▸ **Stated exercise**:
Repeat the material in full. Keep every line exactly as it is.

▸ **Exercise inputs**:
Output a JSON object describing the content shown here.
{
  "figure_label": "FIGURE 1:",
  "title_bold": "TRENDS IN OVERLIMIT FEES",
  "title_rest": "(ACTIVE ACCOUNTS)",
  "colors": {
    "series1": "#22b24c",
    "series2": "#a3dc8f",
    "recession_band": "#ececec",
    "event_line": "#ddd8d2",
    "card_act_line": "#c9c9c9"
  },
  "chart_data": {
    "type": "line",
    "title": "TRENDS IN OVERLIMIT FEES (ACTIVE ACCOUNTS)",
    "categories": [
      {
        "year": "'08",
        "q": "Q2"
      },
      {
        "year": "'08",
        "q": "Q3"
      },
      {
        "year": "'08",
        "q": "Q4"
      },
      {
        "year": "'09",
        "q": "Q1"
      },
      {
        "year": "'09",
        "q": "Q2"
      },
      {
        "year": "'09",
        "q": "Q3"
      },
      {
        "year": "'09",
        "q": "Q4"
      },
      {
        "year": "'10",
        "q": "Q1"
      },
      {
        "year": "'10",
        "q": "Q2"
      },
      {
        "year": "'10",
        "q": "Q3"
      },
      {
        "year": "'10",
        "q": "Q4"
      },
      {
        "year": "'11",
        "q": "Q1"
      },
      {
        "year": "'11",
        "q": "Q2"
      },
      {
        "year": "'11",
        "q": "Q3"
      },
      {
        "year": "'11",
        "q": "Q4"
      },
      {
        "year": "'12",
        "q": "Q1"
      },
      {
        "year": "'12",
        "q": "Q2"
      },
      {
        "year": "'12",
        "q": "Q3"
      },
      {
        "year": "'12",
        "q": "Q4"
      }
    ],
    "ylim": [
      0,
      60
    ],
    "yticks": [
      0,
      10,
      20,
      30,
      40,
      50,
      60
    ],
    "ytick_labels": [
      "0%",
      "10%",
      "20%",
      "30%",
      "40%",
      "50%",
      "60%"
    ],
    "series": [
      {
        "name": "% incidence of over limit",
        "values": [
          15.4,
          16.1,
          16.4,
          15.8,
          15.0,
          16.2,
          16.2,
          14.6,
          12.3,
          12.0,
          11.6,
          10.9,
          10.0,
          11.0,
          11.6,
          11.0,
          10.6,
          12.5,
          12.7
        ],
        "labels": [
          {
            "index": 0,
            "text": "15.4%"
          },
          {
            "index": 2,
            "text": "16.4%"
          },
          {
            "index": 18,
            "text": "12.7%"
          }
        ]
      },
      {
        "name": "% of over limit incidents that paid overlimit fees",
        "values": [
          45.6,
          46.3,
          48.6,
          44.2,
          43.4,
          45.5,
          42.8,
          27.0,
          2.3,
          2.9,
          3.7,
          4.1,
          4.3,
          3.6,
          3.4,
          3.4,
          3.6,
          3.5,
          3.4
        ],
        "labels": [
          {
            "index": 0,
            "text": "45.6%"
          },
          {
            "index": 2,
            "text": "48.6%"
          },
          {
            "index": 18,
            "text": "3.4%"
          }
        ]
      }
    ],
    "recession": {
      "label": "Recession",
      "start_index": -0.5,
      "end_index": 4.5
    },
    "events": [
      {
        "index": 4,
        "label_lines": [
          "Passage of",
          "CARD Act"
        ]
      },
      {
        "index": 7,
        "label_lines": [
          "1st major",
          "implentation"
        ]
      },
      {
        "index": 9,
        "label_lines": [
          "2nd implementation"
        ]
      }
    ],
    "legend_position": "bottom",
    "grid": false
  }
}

▸ **Exercise response**:
Output a JSON object describing the content shown here.
{
  "figure_label": "FIGURE 1:",
  "title_bold": "TRENDS IN OVERLIMIT FEES",
  "title_rest": "(ACTIVE ACCOUNTS)",
  "colors": {
    "series1": "#22b24c",
    "series2": "#a3dc8f",
    "recession_band": "#ececec",
    "event_line": "#ddd8d2",
    "card_act_line": "#c9c9c9"
  },
  "chart_data": {
    "type": "line",
    "title": "TRENDS IN OVERLIMIT FEES (ACTIVE ACCOUNTS)",
    "categories": [
      {
        "year": "'08",
        "q": "Q2"
      },
      {
        "year": "'08",
        "q": "Q3"
      },
      {
        "year": "'08",
        "q": "Q4"
      },
      {
        "year": "'09",
        "q": "Q1"
      },
      {
        "year": "'09",
        "q": "Q2"
      },
      {
        "year": "'09",
        "q": "Q3"
      },
      {
        "year": "'09",
        "q": "Q4"
      },
      {
        "year": "'10",
        "q": "Q1"
      },
      {
        "year": "'10",
        "q": "Q2"
      },
      {
        "year": "'10",
        "q": "Q3"
      },
      {
        "year": "'10",
        "q": "Q4"
      },
      {
        "year": "'11",
        "q": "Q1"
      },
      {
        "year": "'11",
        "q": "Q2"
      },
      {
        "year": "'11",
        "q": "Q3"
      },
      {
        "year": "'11",
        "q": "Q4"
      },
      {
        "year": "'12",
        "q": "Q1"
      },
      {
        "year": "'12",
        "q": "Q2"
      },
      {
        "year": "'12",
        "q": "Q3"
      },
      {
        "year": "'12",
        "q": "Q4"
      }
    ],
    "ylim": [
      0,
      60
    ],
    "yticks": [
      0,
      10,
      20,
      30,
      40,
      50,
      60
    ],
    "ytick_labels": [
      "0%",
      "10%",
      "20%",
      "30%",
      "40%",
      "50%",
      "60%"
    ],
    "series": [
      {
        "name": "% incidence of over limit",
        "values": [
          15.4,
          16.1,
          16.4,
          15.8,
          15.0,
          16.2,
          16.2,
          14.6,
          12.3,
          12.0,
          11.6,
          10.9,
          10.0,
          11.0,
          11.6,
          11.0,
          10.6,
          12.5,
          12.7
        ],
        "labels": [
          {
            "index": 0,
            "text": "15.4%"
          },
          {
            "index": 2,
            "text": "16.4%"
          },
          {
            "index": 18,
            "text": "12.7%"
          }
        ]
      },
      {
        "name": "% of over limit incidents that paid overlimit fees",
        "values": [
          45.6,
          46.3,
          48.6,
          44.2,
          43.4,
          45.5,
          42.8,
          27.0,
          2.3,
          2.9,
          3.7,
          4.1,
          4.3,
          3.6,
          3.4,
          3.4,
          3.6,
          3.5,
          3.4
        ],
        "labels": [
          {
            "index": 0,
            "text": "45.6%"
          },
          {
            "index": 2,
            "text": "48.6%"
          },
          {
            "index": 18,
            "text": "3.4%"
          }
        ]
      }
    ],
    "recession": {
      "label": "Recession",
      "start_index": -0.5,
      "end_index": 4.5
    },
    "events": [
      {
        "index": 4,
        "label_lines": [
          "Passage of",
          "CARD Act"
        ]
      },
      {
        "index": 7,
        "label_lines": [
          "1st major",
          "implentation"
        ]
      },
      {
        "index": 9,
        "label_lines": [
          "2nd implementation"
        ]
      }
    ],
    "legend_position": "bottom",
    "grid": false
  }
}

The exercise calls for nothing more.